- MATERIAL FOR THE TASK
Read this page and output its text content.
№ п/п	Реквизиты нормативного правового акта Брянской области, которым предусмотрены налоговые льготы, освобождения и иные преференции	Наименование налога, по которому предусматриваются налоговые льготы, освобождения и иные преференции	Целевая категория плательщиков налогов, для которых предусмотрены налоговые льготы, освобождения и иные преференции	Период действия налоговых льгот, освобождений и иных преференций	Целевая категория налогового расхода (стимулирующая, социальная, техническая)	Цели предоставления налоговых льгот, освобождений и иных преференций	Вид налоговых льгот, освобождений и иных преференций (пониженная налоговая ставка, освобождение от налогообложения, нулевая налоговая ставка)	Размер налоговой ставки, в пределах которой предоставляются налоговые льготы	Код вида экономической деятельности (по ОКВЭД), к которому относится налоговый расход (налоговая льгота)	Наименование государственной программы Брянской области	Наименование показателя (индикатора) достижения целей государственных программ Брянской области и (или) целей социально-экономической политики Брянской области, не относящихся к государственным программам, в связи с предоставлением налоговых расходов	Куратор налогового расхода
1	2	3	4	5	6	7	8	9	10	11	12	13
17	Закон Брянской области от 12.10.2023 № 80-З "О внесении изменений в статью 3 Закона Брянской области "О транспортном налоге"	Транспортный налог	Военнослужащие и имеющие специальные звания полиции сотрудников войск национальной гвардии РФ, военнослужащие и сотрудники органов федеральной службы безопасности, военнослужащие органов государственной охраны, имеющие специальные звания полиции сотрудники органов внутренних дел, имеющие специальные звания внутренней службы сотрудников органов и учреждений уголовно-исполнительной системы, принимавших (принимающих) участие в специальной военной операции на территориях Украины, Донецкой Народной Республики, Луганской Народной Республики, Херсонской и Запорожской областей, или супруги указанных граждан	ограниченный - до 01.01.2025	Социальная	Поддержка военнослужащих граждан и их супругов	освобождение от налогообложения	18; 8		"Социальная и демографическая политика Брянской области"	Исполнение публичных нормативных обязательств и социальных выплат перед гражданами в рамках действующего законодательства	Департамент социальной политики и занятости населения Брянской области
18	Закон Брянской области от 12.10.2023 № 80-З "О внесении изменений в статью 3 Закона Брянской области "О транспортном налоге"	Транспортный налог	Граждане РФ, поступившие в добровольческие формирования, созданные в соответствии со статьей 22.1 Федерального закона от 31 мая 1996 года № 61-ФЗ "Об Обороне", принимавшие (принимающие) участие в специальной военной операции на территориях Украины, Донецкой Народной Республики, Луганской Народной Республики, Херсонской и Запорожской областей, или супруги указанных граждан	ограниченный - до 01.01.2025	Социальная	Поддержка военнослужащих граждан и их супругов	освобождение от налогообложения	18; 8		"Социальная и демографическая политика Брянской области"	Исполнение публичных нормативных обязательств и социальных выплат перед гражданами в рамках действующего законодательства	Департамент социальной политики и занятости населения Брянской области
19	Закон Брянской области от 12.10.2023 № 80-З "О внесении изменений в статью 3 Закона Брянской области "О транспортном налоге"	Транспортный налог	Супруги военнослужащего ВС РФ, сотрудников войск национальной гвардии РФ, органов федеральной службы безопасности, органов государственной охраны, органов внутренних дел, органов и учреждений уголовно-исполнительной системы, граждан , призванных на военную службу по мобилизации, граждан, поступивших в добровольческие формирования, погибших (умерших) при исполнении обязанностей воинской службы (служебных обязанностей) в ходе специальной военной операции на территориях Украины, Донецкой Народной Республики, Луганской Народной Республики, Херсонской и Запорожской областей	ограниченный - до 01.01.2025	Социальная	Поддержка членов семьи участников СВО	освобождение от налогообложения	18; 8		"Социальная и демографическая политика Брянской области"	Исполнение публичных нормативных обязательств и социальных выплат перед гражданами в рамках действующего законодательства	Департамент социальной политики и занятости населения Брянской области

- TASK INSTRUCTIONS
Your task is to give the records above again, exactly.

- FINAL RESULT
Read this page and output its text content.
№ п/п	Реквизиты нормативного правового акта Брянской области, которым предусмотрены налоговые льготы, освобождения и иные преференции	Наименование налога, по которому предусматриваются налоговые льготы, освобождения и иные преференции	Целевая категория плательщиков налогов, для которых предусмотрены налоговые льготы, освобождения и иные преференции	Период действия налоговых льгот, освобождений и иных преференций	Целевая категория налогового расхода (стимулирующая, социальная, техническая)	Цели предоставления налоговых льгот, освобождений и иных преференций	Вид налоговых льгот, освобождений и иных преференций (пониженная налоговая ставка, освобождение от налогообложения, нулевая налоговая ставка)	Размер налоговой ставки, в пределах которой предоставляются налоговые льготы	Код вида экономической деятельности (по ОКВЭД), к которому относится налоговый расход (налоговая льгота)	Наименование государственной программы Брянской области	Наименование показателя (индикатора) достижения целей государственных программ Брянской области и (или) целей социально-экономической политики Брянской области, не относящихся к государственным программам, в связи с предоставлением налоговых расходов	Куратор налогового расхода
1	2	3	4	5	6	7	8	9	10	11	12	13
17	Закон Брянской области от 12.10.2023 № 80-З "О внесении изменений в статью 3 Закона Брянской области "О транспортном налоге"	Транспортный налог	Военнослужащие и имеющие специальные звания полиции сотрудников войск национальной гвардии РФ, военнослужащие и сотрудники органов федеральной службы безопасности, военнослужащие органов государственной охраны, имеющие специальные звания полиции сотрудники органов внутренних дел, имеющие специальные звания внутренней службы сотрудников органов и учреждений уголовно-исполнительной системы, принимавших (принимающих) участие в специальной военной операции на территориях Украины, Донецкой Народной Республики, Луганской Народной Республики, Херсонской и Запорожской областей, или супруги указанных граждан	ограниченный - до 01.01.2025	Социальная	Поддержка военнослужащих граждан и их супругов	освобождение от налогообложения	18; 8		"Социальная и демографическая политика Брянской области"	Исполнение публичных нормативных обязательств и социальных выплат перед гражданами в рамках действующего законодательства	Департамент социальной политики и занятости населения Брянской области
18	Закон Брянской области от 12.10.2023 № 80-З "О внесении изменений в статью 3 Закона Брянской области "О транспортном налоге"	Транспортный налог	Граждане РФ, поступившие в добровольческие формирования, созданные в соответствии со статьей 22.1 Федерального закона от 31 мая 1996 года № 61-ФЗ "Об Обороне", принимавшие (принимающие) участие в специальной военной операции на территориях Украины, Донецкой Народной Республики, Луганской Народной Республики, Херсонской и Запорожской областей, или супруги указанных граждан	ограниченный - до 01.01.2025	Социальная	Поддержка военнослужащих граждан и их супругов	освобождение от налогообложения	18; 8		"Социальная и демографическая политика Брянской области"	Исполнение публичных нормативных обязательств и социальных выплат перед гражданами в рамках действующего законодательства	Департамент социальной политики и занятости населения Брянской области
19	Закон Брянской области от 12.10.2023 № 80-З "О внесении изменений в статью 3 Закона Брянской области "О транспортном налоге"	Транспортный налог	Супруги военнослужащего ВС РФ, сотрудников войск национальной гвардии РФ, органов федеральной службы безопасности, органов государственной охраны, органов внутренних дел, органов и учреждений уголовно-исполнительной системы, граждан , призванных на военную службу по мобилизации, граждан, поступивших в добровольческие формирования, погибших (умерших) при исполнении обязанностей воинской службы (служебных обязанностей) в ходе специальной военной операции на территориях Украины, Донецкой Народной Республики, Луганской Народной Республики, Херсонской и Запорожской областей	ограниченный - до 01.01.2025	Социальная	Поддержка членов семьи участников СВО	освобождение от налогообложения	18; 8		"Социальная и демографическая политика Брянской области"	Исполнение публичных нормативных обязательств и социальных выплат перед гражданами в рамках действующего законодательства	Департамент социальной политики и занятости населения Брянской области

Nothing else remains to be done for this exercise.